Written problem: Reproduce the records below in their entirety, character for character.
++++++++
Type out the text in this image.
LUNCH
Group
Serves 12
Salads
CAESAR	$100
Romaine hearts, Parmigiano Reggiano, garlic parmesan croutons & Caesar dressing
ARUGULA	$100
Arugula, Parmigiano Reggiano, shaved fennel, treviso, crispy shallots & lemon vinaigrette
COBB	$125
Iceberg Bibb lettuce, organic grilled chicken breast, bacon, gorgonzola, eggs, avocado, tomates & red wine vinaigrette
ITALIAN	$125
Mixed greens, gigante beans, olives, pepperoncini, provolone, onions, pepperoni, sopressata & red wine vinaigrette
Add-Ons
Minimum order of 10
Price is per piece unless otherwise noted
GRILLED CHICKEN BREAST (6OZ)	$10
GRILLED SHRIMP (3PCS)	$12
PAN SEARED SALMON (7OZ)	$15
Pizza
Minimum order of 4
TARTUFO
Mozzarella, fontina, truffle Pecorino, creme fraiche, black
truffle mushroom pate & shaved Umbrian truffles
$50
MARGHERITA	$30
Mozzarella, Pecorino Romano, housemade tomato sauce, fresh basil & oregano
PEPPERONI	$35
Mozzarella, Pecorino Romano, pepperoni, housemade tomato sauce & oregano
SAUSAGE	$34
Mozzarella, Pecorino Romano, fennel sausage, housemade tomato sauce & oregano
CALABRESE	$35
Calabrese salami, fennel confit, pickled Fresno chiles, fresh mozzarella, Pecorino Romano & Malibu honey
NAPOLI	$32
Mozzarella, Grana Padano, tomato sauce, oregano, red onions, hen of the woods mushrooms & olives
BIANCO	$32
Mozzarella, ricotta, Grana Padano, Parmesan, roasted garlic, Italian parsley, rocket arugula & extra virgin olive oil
++++++++
Response below:
Type out the text in this image.
LUNCH
Group
Serves 12
Salads
CAESAR	$100
Romaine hearts, Parmigiano Reggiano, garlic parmesan croutons & Caesar dressing
ARUGULA	$100
Arugula, Parmigiano Reggiano, shaved fennel, treviso, crispy shallots & lemon vinaigrette
COBB	$125
Iceberg Bibb lettuce, organic grilled chicken breast, bacon, gorgonzola, eggs, avocado, tomates & red wine vinaigrette
ITALIAN	$125
Mixed greens, gigante beans, olives, pepperoncini, provolone, onions, pepperoni, sopressata & red wine vinaigrette
Add-Ons
Minimum order of 10
Price is per piece unless otherwise noted
GRILLED CHICKEN BREAST (6OZ)	$10
GRILLED SHRIMP (3PCS)	$12
PAN SEARED SALMON (7OZ)	$15
Pizza
Minimum order of 4
TARTUFO
Mozzarella, fontina, truffle Pecorino, creme fraiche, black
truffle mushroom pate & shaved Umbrian truffles
$50
MARGHERITA	$30
Mozzarella, Pecorino Romano, housemade tomato sauce, fresh basil & oregano
PEPPERONI	$35
Mozzarella, Pecorino Romano, pepperoni, housemade tomato sauce & oregano
SAUSAGE	$34
Mozzarella, Pecorino Romano, fennel sausage, housemade tomato sauce & oregano
CALABRESE	$35
Calabrese salami, fennel confit, pickled Fresno chiles, fresh mozzarella, Pecorino Romano & Malibu honey
NAPOLI	$32
Mozzarella, Grana Padano, tomato sauce, oregano, red onions, hen of the woods mushrooms & olives
BIANCO	$32
Mozzarella, ricotta, Grana Padano, Parmesan, roasted garlic, Italian parsley, rocket arugula & extra virgin olive oil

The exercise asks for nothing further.